[Start of Supplied entries]
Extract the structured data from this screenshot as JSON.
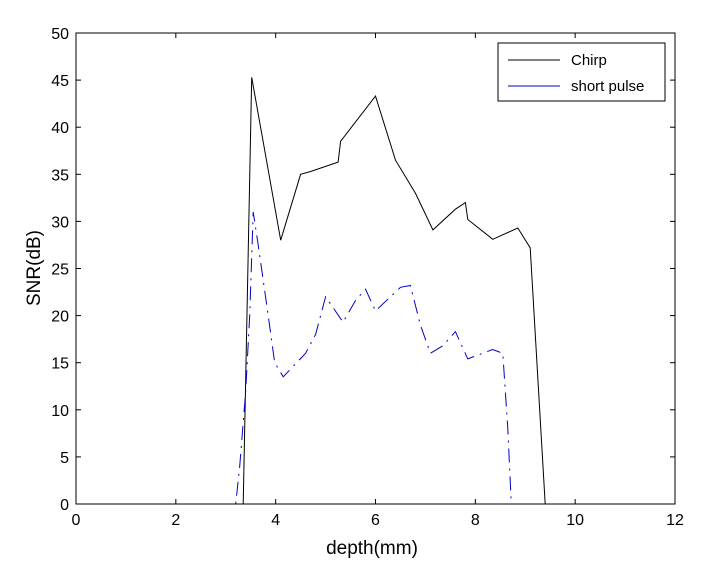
{
  "chart_data": {
    "type": "line",
    "xlabel": "depth(mm)",
    "ylabel": "SNR(dB)",
    "xlim": [
      0,
      12
    ],
    "ylim": [
      0,
      50
    ],
    "xticks": [
      0,
      2,
      4,
      6,
      8,
      10,
      12
    ],
    "yticks": [
      0,
      5,
      10,
      15,
      20,
      25,
      30,
      35,
      40,
      45,
      50
    ],
    "grid": false,
    "legend_position": "top-right",
    "series": [
      {
        "name": "Chirp",
        "color": "#000000",
        "line_style": "solid",
        "x": [
          0,
          3.35,
          3.52,
          4.1,
          4.5,
          4.7,
          5.25,
          5.3,
          6.0,
          6.4,
          6.8,
          7.15,
          7.6,
          7.8,
          7.85,
          8.35,
          8.85,
          9.1,
          9.4,
          12
        ],
        "y": [
          0,
          0,
          45.3,
          28,
          35,
          35.3,
          36.3,
          38.5,
          43.3,
          36.5,
          33,
          29.1,
          31.3,
          32,
          30.2,
          28.1,
          29.3,
          27.2,
          0,
          0
        ]
      },
      {
        "name": "short pulse",
        "color": "#0000cc",
        "line_style": "dash-dot",
        "x": [
          0,
          3.2,
          3.28,
          3.4,
          3.48,
          3.55,
          3.65,
          3.85,
          3.98,
          4.15,
          4.6,
          4.8,
          5.0,
          5.35,
          5.6,
          5.8,
          6.0,
          6.5,
          6.7,
          6.9,
          7.1,
          7.35,
          7.6,
          7.85,
          8.35,
          8.55,
          8.65,
          8.72,
          12
        ],
        "y": [
          0,
          0,
          4,
          12,
          20,
          31,
          27.5,
          20,
          15,
          13.5,
          16,
          18,
          22,
          19.3,
          21.6,
          22.8,
          20.5,
          23,
          23.2,
          19,
          16,
          16.8,
          18.3,
          15.4,
          16.4,
          16,
          8,
          0,
          0
        ]
      }
    ]
  }
}
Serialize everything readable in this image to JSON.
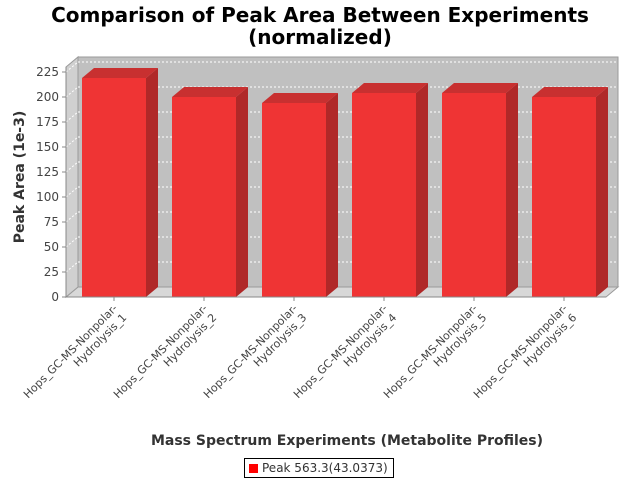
{
  "chart_data": {
    "type": "bar",
    "title": [
      "Comparison of Peak Area Between Experiments",
      "(normalized)"
    ],
    "xlabel": "Mass Spectrum Experiments (Metabolite Profiles)",
    "ylabel": "Peak Area (1e-3)",
    "categories": [
      [
        "Hops_GC-MS-Nonpolar-",
        "Hydrolysis_1"
      ],
      [
        "Hops_GC-MS-Nonpolar-",
        "Hydrolysis_2"
      ],
      [
        "Hops_GC-MS-Nonpolar-",
        "Hydrolysis_3"
      ],
      [
        "Hops_GC-MS-Nonpolar-",
        "Hydrolysis_4"
      ],
      [
        "Hops_GC-MS-Nonpolar-",
        "Hydrolysis_5"
      ],
      [
        "Hops_GC-MS-Nonpolar-",
        "Hydrolysis_6"
      ]
    ],
    "series": [
      {
        "name": "Peak 563.3(43.0373)",
        "values": [
          219,
          200,
          194,
          204,
          204,
          200
        ]
      }
    ],
    "ylim": [
      0,
      230
    ],
    "yticks": [
      0,
      25,
      50,
      75,
      100,
      125,
      150,
      175,
      200,
      225
    ],
    "grid": true,
    "legend_position": "bottom",
    "colors": {
      "bar_front": "#ef3434",
      "bar_side": "#b02828",
      "bar_top": "#c83030",
      "plot_back": "#c0c0c0",
      "plot_floor": "#d8d8d8",
      "plot_wall": "#d0d0d0",
      "legend_swatch": "#ff0000"
    }
  }
}
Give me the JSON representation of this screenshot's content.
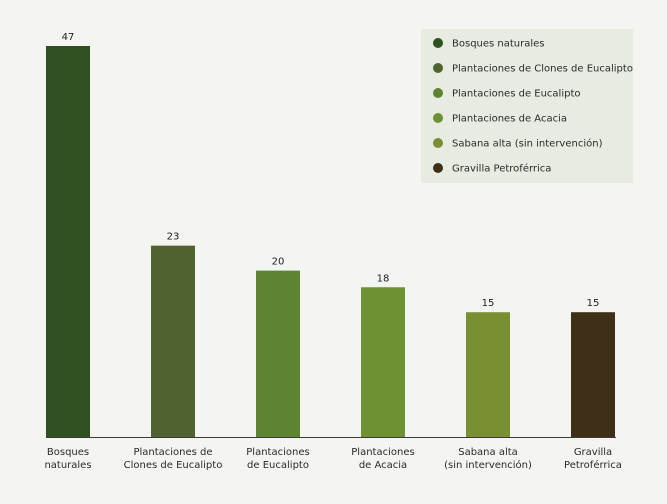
{
  "chart_data": {
    "type": "bar",
    "title": "",
    "xlabel": "",
    "ylabel": "",
    "ylim": [
      0,
      47
    ],
    "grid": false,
    "legend_position": "top-right",
    "categories": [
      "Bosques naturales",
      "Plantaciones de Clones de Eucalipto",
      "Plantaciones de Eucalipto",
      "Plantaciones de Acacia",
      "Sabana alta (sin intervención)",
      "Gravilla Petroférrica"
    ],
    "tick_labels": [
      [
        "Bosques",
        "naturales"
      ],
      [
        "Plantaciones de",
        "Clones de Eucalipto"
      ],
      [
        "Plantaciones",
        "de Eucalipto"
      ],
      [
        "Plantaciones",
        "de Acacia"
      ],
      [
        "Sabana alta",
        "(sin intervención)"
      ],
      [
        "Gravilla",
        "Petroférrica"
      ]
    ],
    "values": [
      47,
      23,
      20,
      18,
      15,
      15
    ],
    "data_labels": [
      "47",
      "23",
      "20",
      "18",
      "15",
      "15"
    ],
    "colors": [
      "#2f5122",
      "#4f6330",
      "#5c8432",
      "#6d9133",
      "#7a8e34",
      "#3e2f19"
    ],
    "legend": [
      {
        "label": "Bosques naturales",
        "color": "#2f5122"
      },
      {
        "label": "Plantaciones de Clones de Eucalipto",
        "color": "#4f6330"
      },
      {
        "label": "Plantaciones de Eucalipto",
        "color": "#5c8432"
      },
      {
        "label": "Plantaciones de Acacia",
        "color": "#6d9133"
      },
      {
        "label": "Sabana alta (sin intervención)",
        "color": "#7a8e34"
      },
      {
        "label": "Gravilla Petroférrica",
        "color": "#3e2f19"
      }
    ],
    "legend_bg": "#e7ebe2",
    "axis_color": "#3a3a3a"
  }
}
[End of Supplied entries]
Given exercise
Set out every line from the material that contains the string "Plantaciones".

Exercise solution
      "Plantaciones de Clones de Eucalipto",
      "Plantaciones de Eucalipto",
      "Plantaciones de Acacia",
        "Plantaciones de",
        "Plantaciones",
        "Plantaciones",
        "label": "Plantaciones de Clones de Eucalipto",
        "label": "Plantaciones de Eucalipto",
        "label": "Plantaciones de Acacia",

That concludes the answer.